▸ **Data entries**:

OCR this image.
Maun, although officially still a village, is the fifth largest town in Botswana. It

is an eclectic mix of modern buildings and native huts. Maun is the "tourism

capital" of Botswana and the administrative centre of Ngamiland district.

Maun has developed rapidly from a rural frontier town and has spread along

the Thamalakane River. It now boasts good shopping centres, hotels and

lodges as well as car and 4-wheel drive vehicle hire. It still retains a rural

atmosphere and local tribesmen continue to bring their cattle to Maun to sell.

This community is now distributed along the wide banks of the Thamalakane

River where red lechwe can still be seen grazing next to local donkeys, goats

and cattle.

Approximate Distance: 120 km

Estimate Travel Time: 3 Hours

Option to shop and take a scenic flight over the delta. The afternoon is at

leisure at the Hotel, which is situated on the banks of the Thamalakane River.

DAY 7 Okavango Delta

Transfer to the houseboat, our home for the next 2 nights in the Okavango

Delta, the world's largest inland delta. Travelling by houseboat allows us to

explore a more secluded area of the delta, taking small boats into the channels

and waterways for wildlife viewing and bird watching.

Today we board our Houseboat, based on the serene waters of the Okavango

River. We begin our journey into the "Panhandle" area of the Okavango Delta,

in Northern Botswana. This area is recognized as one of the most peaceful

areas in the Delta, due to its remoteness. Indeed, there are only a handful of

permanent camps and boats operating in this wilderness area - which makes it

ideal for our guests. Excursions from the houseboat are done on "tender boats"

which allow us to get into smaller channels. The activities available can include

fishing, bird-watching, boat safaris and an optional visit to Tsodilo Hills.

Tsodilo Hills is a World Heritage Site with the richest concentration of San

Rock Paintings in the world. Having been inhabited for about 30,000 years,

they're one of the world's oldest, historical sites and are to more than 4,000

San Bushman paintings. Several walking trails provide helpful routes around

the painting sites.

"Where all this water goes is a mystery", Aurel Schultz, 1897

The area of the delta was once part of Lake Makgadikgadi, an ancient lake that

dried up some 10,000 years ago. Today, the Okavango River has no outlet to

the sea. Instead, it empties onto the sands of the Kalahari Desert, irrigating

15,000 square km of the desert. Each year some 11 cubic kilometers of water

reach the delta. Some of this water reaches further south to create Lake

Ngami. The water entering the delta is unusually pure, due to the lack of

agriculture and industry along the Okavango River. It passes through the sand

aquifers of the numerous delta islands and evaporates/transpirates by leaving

▸ **WRITTEN INSTRUCTION**:
Which lines above contain the word "more"? Copy each of them.

▸ **SOLUTION TO THIS PROBLEM**:
explore a more secluded area of the delta, taking small boats into the channels
they're one of the world's oldest, historical sites and are to more than 4,000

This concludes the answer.